WRITTEN EXERCISE:
The records should be repeated word for word, pictures excluded.

ROWS:
......

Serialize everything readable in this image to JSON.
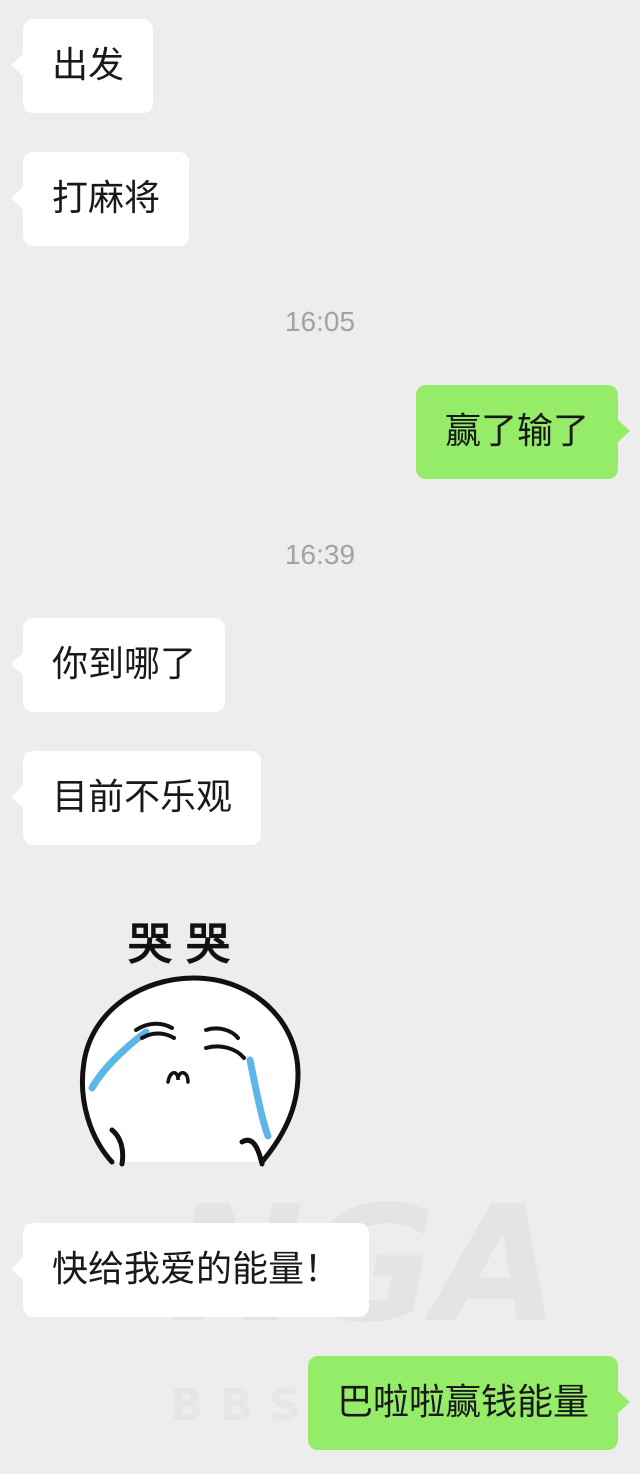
{
  "watermark": {
    "logo": "NGA",
    "text": "BBS.NGA.CN"
  },
  "messages": [
    {
      "side": "in",
      "text": "出发"
    },
    {
      "side": "in",
      "text": "打麻将"
    },
    {
      "type": "time",
      "text": "16:05"
    },
    {
      "side": "out",
      "text": "赢了输了"
    },
    {
      "type": "time",
      "text": "16:39"
    },
    {
      "side": "in",
      "text": "你到哪了"
    },
    {
      "side": "in",
      "text": "目前不乐观"
    },
    {
      "side": "in",
      "type": "sticker",
      "caption": "哭哭",
      "icon": "crying-face-sticker"
    },
    {
      "side": "in",
      "text": "快给我爱的能量！"
    },
    {
      "side": "out",
      "text": "巴啦啦赢钱能量"
    }
  ]
}
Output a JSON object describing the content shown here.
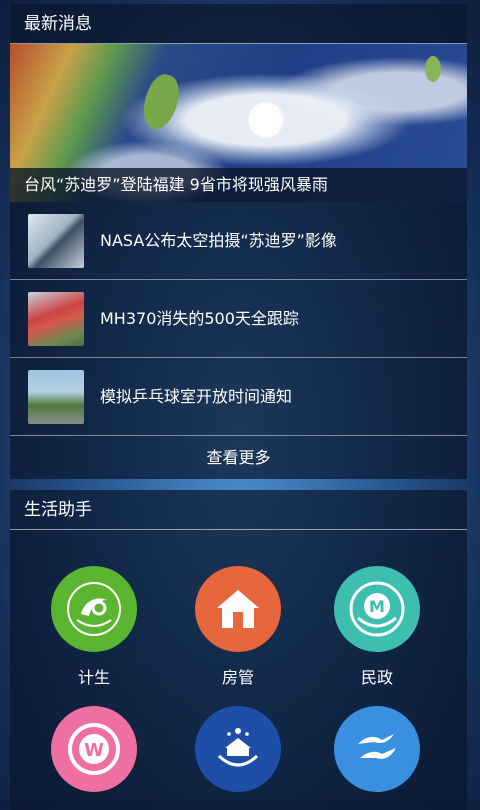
{
  "news": {
    "header": "最新消息",
    "hero_caption": "台风“苏迪罗”登陆福建 9省市将现强风暴雨",
    "items": [
      {
        "title": "NASA公布太空拍摄“苏迪罗”影像"
      },
      {
        "title": "MH370消失的500天全跟踪"
      },
      {
        "title": "模拟乒乓球室开放时间通知"
      }
    ],
    "more_label": "查看更多"
  },
  "life": {
    "header": "生活助手",
    "services": [
      {
        "label": "计生",
        "color": "#5cb531",
        "icon": "family-planning-icon"
      },
      {
        "label": "房管",
        "color": "#e8663c",
        "icon": "house-icon"
      },
      {
        "label": "民政",
        "color": "#3cbfae",
        "icon": "civil-affairs-emblem-icon"
      },
      {
        "label": "",
        "color": "#ef6fa0",
        "icon": "w-coin-icon"
      },
      {
        "label": "",
        "color": "#1e4fa8",
        "icon": "national-emblem-icon"
      },
      {
        "label": "",
        "color": "#3a8fe0",
        "icon": "wave-logo-icon"
      }
    ]
  }
}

......

EXERCISE OUTPUT:
Serialize everything readable in this image to JSON.
{
  "watermark": {
    "logo": "NGA",
    "text": "BBS.NGA.CN"
  },
  "messages": [
    {
      "side": "in",
      "text": "出发"
    },
    {
      "side": "in",
      "text": "打麻将"
    },
    {
      "type": "time",
      "text": "16:05"
    },
    {
      "side": "out",
      "text": "赢了输了"
    },
    {
      "type": "time",
      "text": "16:39"
    },
    {
      "side": "in",
      "text": "你到哪了"
    },
    {
      "side": "in",
      "text": "目前不乐观"
    },
    {
      "side": "in",
      "type": "sticker",
      "caption": "哭哭",
      "icon": "crying-face-sticker"
    },
    {
      "side": "in",
      "text": "快给我爱的能量！"
    },
    {
      "side": "out",
      "text": "巴啦啦赢钱能量"
    }
  ]
}
Output a JSON object describing the content shown here.
{
  "news": {
    "header": "最新消息",
    "hero_caption": "台风“苏迪罗”登陆福建 9省市将现强风暴雨",
    "items": [
      {
        "title": "NASA公布太空拍摄“苏迪罗”影像"
      },
      {
        "title": "MH370消失的500天全跟踪"
      },
      {
        "title": "模拟乒乓球室开放时间通知"
      }
    ],
    "more_label": "查看更多"
  },
  "life": {
    "header": "生活助手",
    "services": [
      {
        "label": "计生",
        "color": "#5cb531",
        "icon": "family-planning-icon"
      },
      {
        "label": "房管",
        "color": "#e8663c",
        "icon": "house-icon"
      },
      {
        "label": "民政",
        "color": "#3cbfae",
        "icon": "civil-affairs-emblem-icon"
      },
      {
        "label": "",
        "color": "#ef6fa0",
        "icon": "w-coin-icon"
      },
      {
        "label": "",
        "color": "#1e4fa8",
        "icon": "national-emblem-icon"
      },
      {
        "label": "",
        "color": "#3a8fe0",
        "icon": "wave-logo-icon"
      }
    ]
  }
}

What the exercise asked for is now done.